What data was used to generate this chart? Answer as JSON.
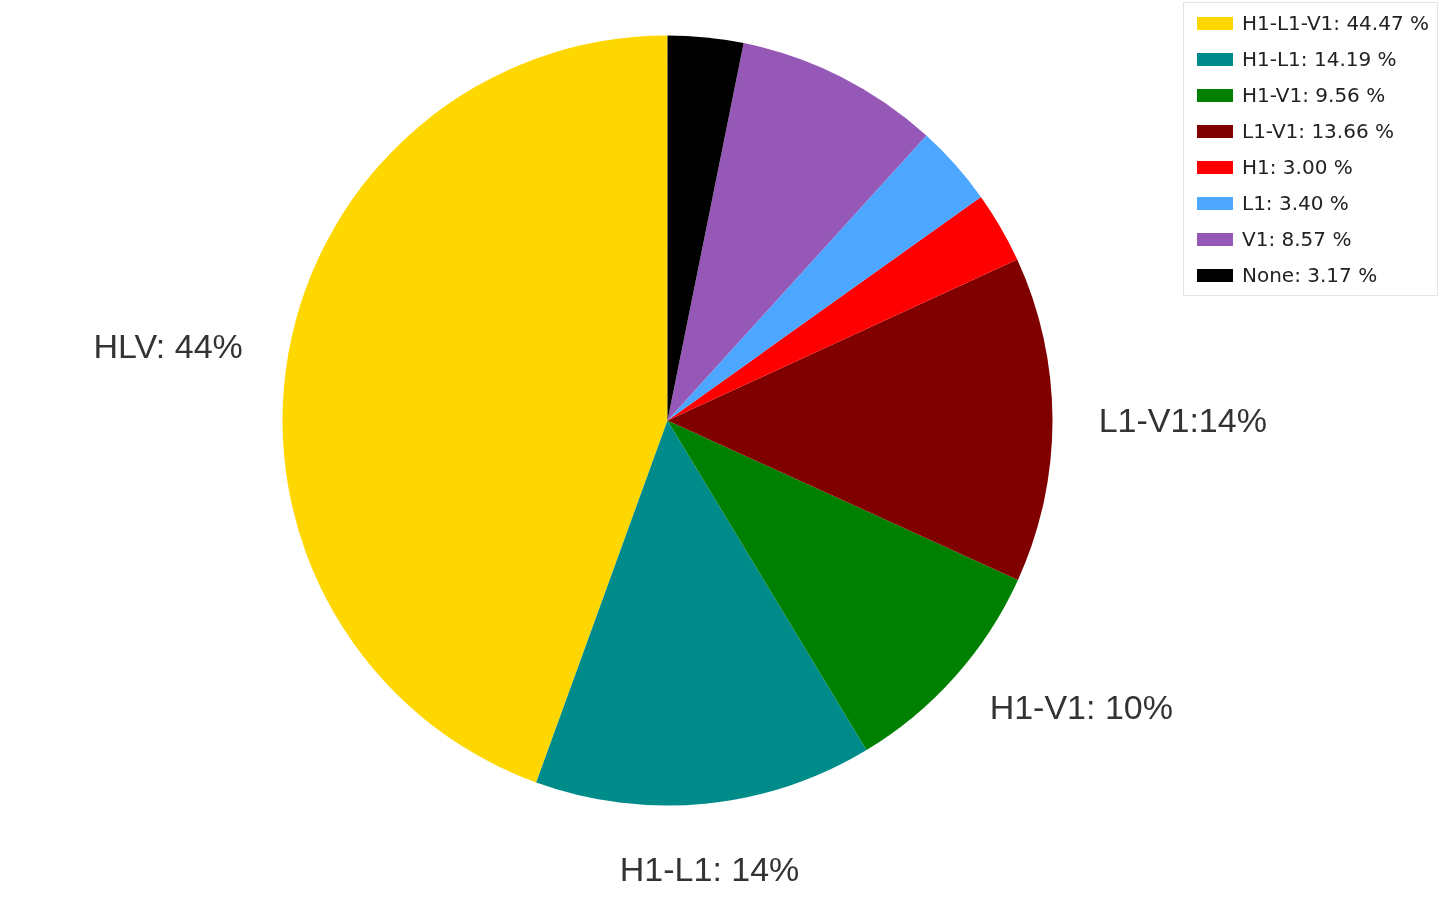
{
  "chart_data": {
    "type": "pie",
    "categories": [
      "H1-L1-V1: 44.47 %",
      "H1-L1: 14.19 %",
      "H1-V1: 9.56 %",
      "L1-V1: 13.66 %",
      "H1: 3.00 %",
      "L1: 3.40 %",
      "V1: 8.57 %",
      "None: 3.17 %"
    ],
    "values": [
      44.47,
      14.19,
      9.56,
      13.66,
      3.0,
      3.4,
      8.57,
      3.17
    ],
    "colors": [
      "#ffd700",
      "#008b8b",
      "#008000",
      "#800000",
      "#ff0000",
      "#4da6ff",
      "#9558b7",
      "#000000"
    ],
    "annotations": [
      "HLV: 44%",
      "H1-L1: 14%",
      "H1-V1: 10%",
      "L1-V1:14%"
    ],
    "legend": "top right"
  }
}
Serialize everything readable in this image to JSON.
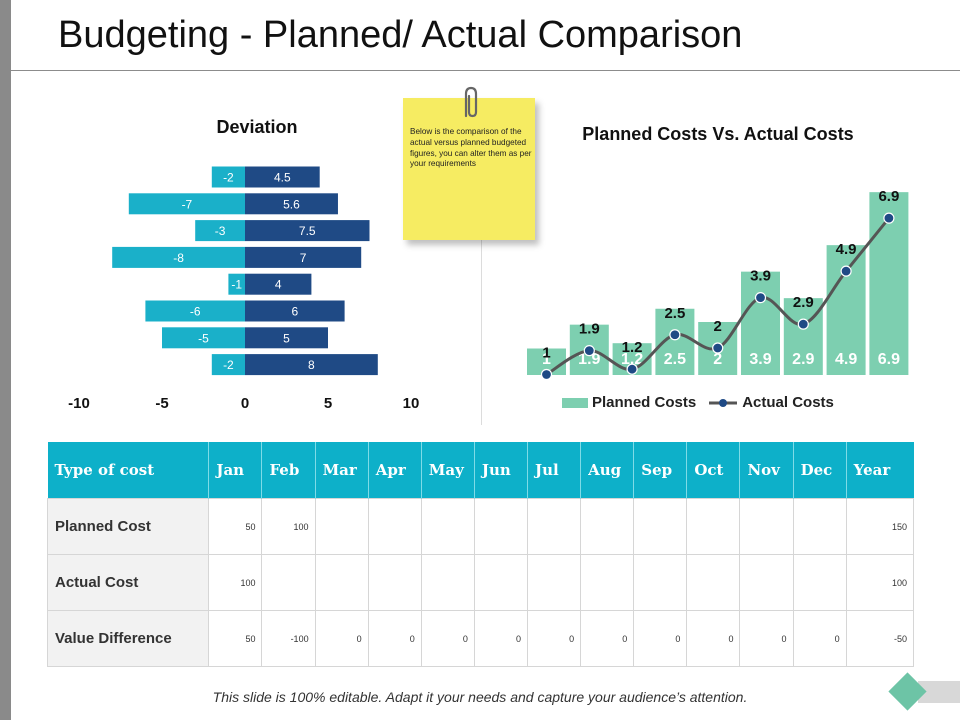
{
  "title": "Budgeting - Planned/ Actual Comparison",
  "note": {
    "text": "Below is the comparison of the actual versus planned budgeted figures, you can alter them as per your requirements"
  },
  "colors": {
    "negative_bar": "#1ab0c9",
    "positive_bar": "#1f4a85",
    "planned_bar": "#7dcfb0",
    "actual_line": "#555555",
    "actual_marker": "#1f4a85",
    "table_header": "#0db0c9",
    "note_paper": "#f6ec62"
  },
  "chart_data": [
    {
      "type": "bar",
      "orientation": "horizontal",
      "stacked": "diverging",
      "title": "Deviation",
      "xlim": [
        -10,
        10
      ],
      "xticks": [
        -10,
        -5,
        0,
        5,
        10
      ],
      "xtick_labels": [
        "-10",
        "-5",
        "0",
        "5",
        "10"
      ],
      "series": [
        {
          "values": [
            -2,
            -7,
            -3,
            -8,
            -1,
            -6,
            -5,
            -2
          ],
          "color": "#1ab0c9"
        },
        {
          "values": [
            4.5,
            5.6,
            7.5,
            7,
            4,
            6,
            5,
            8
          ],
          "color": "#1f4a85"
        }
      ]
    },
    {
      "type": "bar",
      "title": "Planned Costs Vs. Actual Costs",
      "ylim": [
        0,
        7.4
      ],
      "series": [
        {
          "name": "Planned Costs",
          "type": "bar",
          "values": [
            1,
            1.9,
            1.2,
            2.5,
            2,
            3.9,
            2.9,
            4.9,
            6.9
          ],
          "color": "#7dcfb0"
        },
        {
          "name": "Actual Costs",
          "type": "line",
          "values": [
            1,
            1.9,
            1.2,
            2.5,
            2,
            3.9,
            2.9,
            4.9,
            6.9
          ],
          "color": "#555555"
        }
      ],
      "legend": "bottom"
    }
  ],
  "table": {
    "headers": [
      "Type of cost",
      "Jan",
      "Feb",
      "Mar",
      "Apr",
      "May",
      "Jun",
      "Jul",
      "Aug",
      "Sep",
      "Oct",
      "Nov",
      "Dec",
      "Year"
    ],
    "rows": [
      {
        "label": "Planned Cost",
        "cells": [
          "50",
          "100",
          "",
          "",
          "",
          "",
          "",
          "",
          "",
          "",
          "",
          "",
          "150"
        ]
      },
      {
        "label": "Actual Cost",
        "cells": [
          "100",
          "",
          "",
          "",
          "",
          "",
          "",
          "",
          "",
          "",
          "",
          "",
          "100"
        ]
      },
      {
        "label": "Value Difference",
        "cells": [
          "50",
          "-100",
          "0",
          "0",
          "0",
          "0",
          "0",
          "0",
          "0",
          "0",
          "0",
          "0",
          "-50"
        ]
      }
    ]
  },
  "footer": "This slide is 100% editable. Adapt it your needs and capture your audience’s attention."
}
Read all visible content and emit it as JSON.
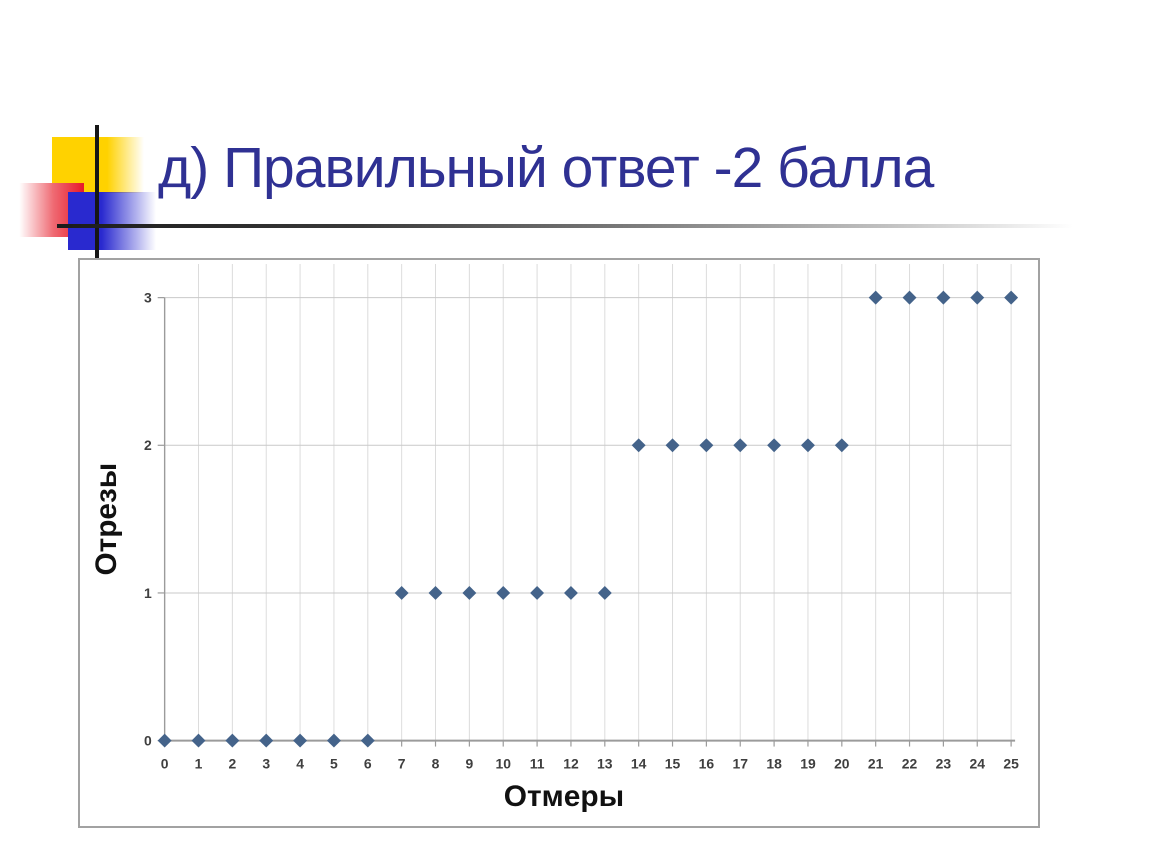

==*==

**DIRECTIONS FOR THIS TASK:**
Determine how many lines of the records above contain the word "JSON", and report only that number.

**SOLUTION TO THE PROBLEM:**
3